## ROWS:
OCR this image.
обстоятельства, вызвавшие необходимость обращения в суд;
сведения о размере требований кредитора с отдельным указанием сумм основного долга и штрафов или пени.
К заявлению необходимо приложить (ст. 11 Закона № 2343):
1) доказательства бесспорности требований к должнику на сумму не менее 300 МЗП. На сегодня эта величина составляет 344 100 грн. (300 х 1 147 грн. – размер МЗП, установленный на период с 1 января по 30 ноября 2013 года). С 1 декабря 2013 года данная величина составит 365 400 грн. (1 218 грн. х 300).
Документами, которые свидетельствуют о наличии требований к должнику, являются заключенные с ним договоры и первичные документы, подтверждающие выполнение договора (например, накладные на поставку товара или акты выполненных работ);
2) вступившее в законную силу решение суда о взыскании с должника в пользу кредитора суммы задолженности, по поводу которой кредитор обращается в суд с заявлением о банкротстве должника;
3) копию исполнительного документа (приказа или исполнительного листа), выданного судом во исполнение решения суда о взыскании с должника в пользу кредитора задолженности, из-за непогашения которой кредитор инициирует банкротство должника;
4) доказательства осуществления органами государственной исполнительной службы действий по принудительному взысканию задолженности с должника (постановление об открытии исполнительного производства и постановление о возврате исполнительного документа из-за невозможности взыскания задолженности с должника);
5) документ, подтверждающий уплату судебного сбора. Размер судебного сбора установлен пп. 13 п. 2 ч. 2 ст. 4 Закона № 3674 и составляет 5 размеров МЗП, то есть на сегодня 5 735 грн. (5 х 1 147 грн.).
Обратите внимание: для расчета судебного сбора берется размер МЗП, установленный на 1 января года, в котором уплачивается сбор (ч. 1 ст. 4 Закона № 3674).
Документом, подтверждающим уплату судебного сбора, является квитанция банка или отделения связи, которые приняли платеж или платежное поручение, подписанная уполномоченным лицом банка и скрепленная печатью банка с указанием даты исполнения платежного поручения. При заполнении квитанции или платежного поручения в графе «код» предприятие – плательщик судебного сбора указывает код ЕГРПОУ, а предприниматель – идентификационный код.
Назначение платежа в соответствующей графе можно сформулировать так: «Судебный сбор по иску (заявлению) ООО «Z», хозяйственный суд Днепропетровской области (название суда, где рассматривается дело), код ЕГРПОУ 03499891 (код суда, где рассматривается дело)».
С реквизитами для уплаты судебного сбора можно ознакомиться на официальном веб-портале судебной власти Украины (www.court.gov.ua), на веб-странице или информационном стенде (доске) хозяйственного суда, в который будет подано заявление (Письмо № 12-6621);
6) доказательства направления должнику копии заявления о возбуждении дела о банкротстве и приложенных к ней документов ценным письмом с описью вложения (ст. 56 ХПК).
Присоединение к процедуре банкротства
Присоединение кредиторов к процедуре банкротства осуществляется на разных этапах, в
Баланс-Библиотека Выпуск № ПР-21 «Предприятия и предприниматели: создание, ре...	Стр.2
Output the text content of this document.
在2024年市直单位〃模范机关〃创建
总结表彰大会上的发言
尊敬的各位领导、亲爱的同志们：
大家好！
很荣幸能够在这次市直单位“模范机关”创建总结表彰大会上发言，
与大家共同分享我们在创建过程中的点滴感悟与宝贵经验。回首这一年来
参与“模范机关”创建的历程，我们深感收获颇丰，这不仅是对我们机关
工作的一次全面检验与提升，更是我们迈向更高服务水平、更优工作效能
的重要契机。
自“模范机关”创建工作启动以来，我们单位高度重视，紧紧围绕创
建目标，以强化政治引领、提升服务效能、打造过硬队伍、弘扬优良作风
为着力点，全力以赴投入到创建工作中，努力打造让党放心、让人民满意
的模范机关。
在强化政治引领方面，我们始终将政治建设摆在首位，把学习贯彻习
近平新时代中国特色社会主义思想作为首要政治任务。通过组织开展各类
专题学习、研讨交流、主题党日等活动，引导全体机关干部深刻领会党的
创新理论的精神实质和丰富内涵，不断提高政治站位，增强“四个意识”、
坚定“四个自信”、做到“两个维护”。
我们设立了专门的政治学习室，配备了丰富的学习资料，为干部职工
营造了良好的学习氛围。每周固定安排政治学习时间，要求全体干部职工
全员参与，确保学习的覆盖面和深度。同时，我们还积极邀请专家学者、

## WRITTEN REQUEST:
Print all of the data exactly as it was given.

## SOLUTION FOR THIS PROBLEM:
OCR this image.
обстоятельства, вызвавшие необходимость обращения в суд;
сведения о размере требований кредитора с отдельным указанием сумм основного долга и штрафов или пени.
К заявлению необходимо приложить (ст. 11 Закона № 2343):
1) доказательства бесспорности требований к должнику на сумму не менее 300 МЗП. На сегодня эта величина составляет 344 100 грн. (300 х 1 147 грн. – размер МЗП, установленный на период с 1 января по 30 ноября 2013 года). С 1 декабря 2013 года данная величина составит 365 400 грн. (1 218 грн. х 300).
Документами, которые свидетельствуют о наличии требований к должнику, являются заключенные с ним договоры и первичные документы, подтверждающие выполнение договора (например, накладные на поставку товара или акты выполненных работ);
2) вступившее в законную силу решение суда о взыскании с должника в пользу кредитора суммы задолженности, по поводу которой кредитор обращается в суд с заявлением о банкротстве должника;
3) копию исполнительного документа (приказа или исполнительного листа), выданного судом во исполнение решения суда о взыскании с должника в пользу кредитора задолженности, из-за непогашения которой кредитор инициирует банкротство должника;
4) доказательства осуществления органами государственной исполнительной службы действий по принудительному взысканию задолженности с должника (постановление об открытии исполнительного производства и постановление о возврате исполнительного документа из-за невозможности взыскания задолженности с должника);
5) документ, подтверждающий уплату судебного сбора. Размер судебного сбора установлен пп. 13 п. 2 ч. 2 ст. 4 Закона № 3674 и составляет 5 размеров МЗП, то есть на сегодня 5 735 грн. (5 х 1 147 грн.).
Обратите внимание: для расчета судебного сбора берется размер МЗП, установленный на 1 января года, в котором уплачивается сбор (ч. 1 ст. 4 Закона № 3674).
Документом, подтверждающим уплату судебного сбора, является квитанция банка или отделения связи, которые приняли платеж или платежное поручение, подписанная уполномоченным лицом банка и скрепленная печатью банка с указанием даты исполнения платежного поручения. При заполнении квитанции или платежного поручения в графе «код» предприятие – плательщик судебного сбора указывает код ЕГРПОУ, а предприниматель – идентификационный код.
Назначение платежа в соответствующей графе можно сформулировать так: «Судебный сбор по иску (заявлению) ООО «Z», хозяйственный суд Днепропетровской области (название суда, где рассматривается дело), код ЕГРПОУ 03499891 (код суда, где рассматривается дело)».
С реквизитами для уплаты судебного сбора можно ознакомиться на официальном веб-портале судебной власти Украины (www.court.gov.ua), на веб-странице или информационном стенде (доске) хозяйственного суда, в который будет подано заявление (Письмо № 12-6621);
6) доказательства направления должнику копии заявления о возбуждении дела о банкротстве и приложенных к ней документов ценным письмом с описью вложения (ст. 56 ХПК).
Присоединение к процедуре банкротства
Присоединение кредиторов к процедуре банкротства осуществляется на разных этапах, в
Баланс-Библиотека Выпуск № ПР-21 «Предприятия и предприниматели: создание, ре...	Стр.2
Output the text content of this document.
在2024年市直单位〃模范机关〃创建
总结表彰大会上的发言
尊敬的各位领导、亲爱的同志们：
大家好！
很荣幸能够在这次市直单位“模范机关”创建总结表彰大会上发言，
与大家共同分享我们在创建过程中的点滴感悟与宝贵经验。回首这一年来
参与“模范机关”创建的历程，我们深感收获颇丰，这不仅是对我们机关
工作的一次全面检验与提升，更是我们迈向更高服务水平、更优工作效能
的重要契机。
自“模范机关”创建工作启动以来，我们单位高度重视，紧紧围绕创
建目标，以强化政治引领、提升服务效能、打造过硬队伍、弘扬优良作风
为着力点，全力以赴投入到创建工作中，努力打造让党放心、让人民满意
的模范机关。
在强化政治引领方面，我们始终将政治建设摆在首位，把学习贯彻习
近平新时代中国特色社会主义思想作为首要政治任务。通过组织开展各类
专题学习、研讨交流、主题党日等活动，引导全体机关干部深刻领会党的
创新理论的精神实质和丰富内涵，不断提高政治站位，增强“四个意识”、
坚定“四个自信”、做到“两个维护”。
我们设立了专门的政治学习室，配备了丰富的学习资料，为干部职工
营造了良好的学习氛围。每周固定安排政治学习时间，要求全体干部职工
全员参与，确保学习的覆盖面和深度。同时，我们还积极邀请专家学者、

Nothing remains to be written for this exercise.